■ What you should do:
Return the number of lines holding "this", with nothing added.

■ Supplied data:
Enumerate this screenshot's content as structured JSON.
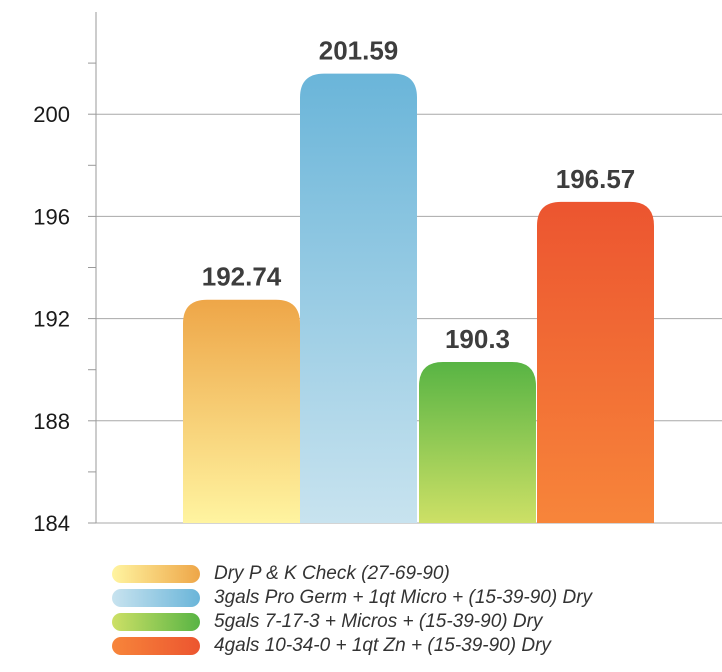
{
  "chart_data": {
    "type": "bar",
    "title": "",
    "xlabel": "",
    "ylabel": "",
    "ylim": [
      184,
      202
    ],
    "yticks": [
      184,
      188,
      192,
      196,
      200
    ],
    "grid": true,
    "legend_position": "bottom",
    "series": [
      {
        "name": "Dry P & K Check (27-69-90)",
        "value": 192.74,
        "value_label": "192.74",
        "color_top": "#eea648",
        "color_bottom": "#fff4a0"
      },
      {
        "name": "3gals Pro Germ + 1qt Micro + (15-39-90) Dry",
        "value": 201.59,
        "value_label": "201.59",
        "color_top": "#6ab5d9",
        "color_bottom": "#c8e3ef"
      },
      {
        "name": "5gals 7-17-3 + Micros + (15-39-90) Dry",
        "value": 190.3,
        "value_label": "190.3",
        "color_top": "#58b444",
        "color_bottom": "#cde066"
      },
      {
        "name": "4gals 10-34-0 + 1qt Zn + (15-39-90) Dry",
        "value": 196.57,
        "value_label": "196.57",
        "color_top": "#ec5530",
        "color_bottom": "#f7853a"
      }
    ]
  }
}
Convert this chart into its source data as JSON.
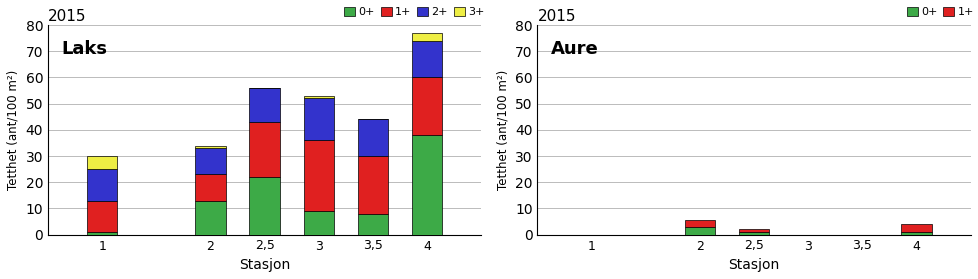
{
  "title": "2015",
  "xlabel": "Stasjon",
  "ylabel": "Tetthet (ant/100 m²)",
  "ylim": [
    0,
    80
  ],
  "yticks": [
    0,
    10,
    20,
    30,
    40,
    50,
    60,
    70,
    80
  ],
  "stations": [
    1,
    2,
    2.5,
    3,
    3.5,
    4
  ],
  "bar_width": 0.28,
  "laks": {
    "label": "Laks",
    "0+": [
      1,
      13,
      22,
      9,
      8,
      38
    ],
    "1+": [
      12,
      10,
      21,
      27,
      22,
      22
    ],
    "2+": [
      12,
      10,
      13,
      16,
      14,
      14
    ],
    "3+": [
      5,
      1,
      0,
      1,
      0,
      3
    ]
  },
  "aure": {
    "label": "Aure",
    "0+": [
      0,
      3,
      1,
      0,
      0,
      1
    ],
    "1+": [
      0,
      2.5,
      1,
      0,
      0,
      3
    ]
  },
  "colors": {
    "0+": "#3DAA47",
    "1+": "#E02020",
    "2+": "#3333CC",
    "3+": "#EEEE44"
  },
  "legend_laks": [
    "0+",
    "1+",
    "2+",
    "3+"
  ],
  "legend_aure": [
    "0+",
    "1+"
  ],
  "bg_color": "#FFFFFF",
  "grid_color": "#BBBBBB"
}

■ Reply:
2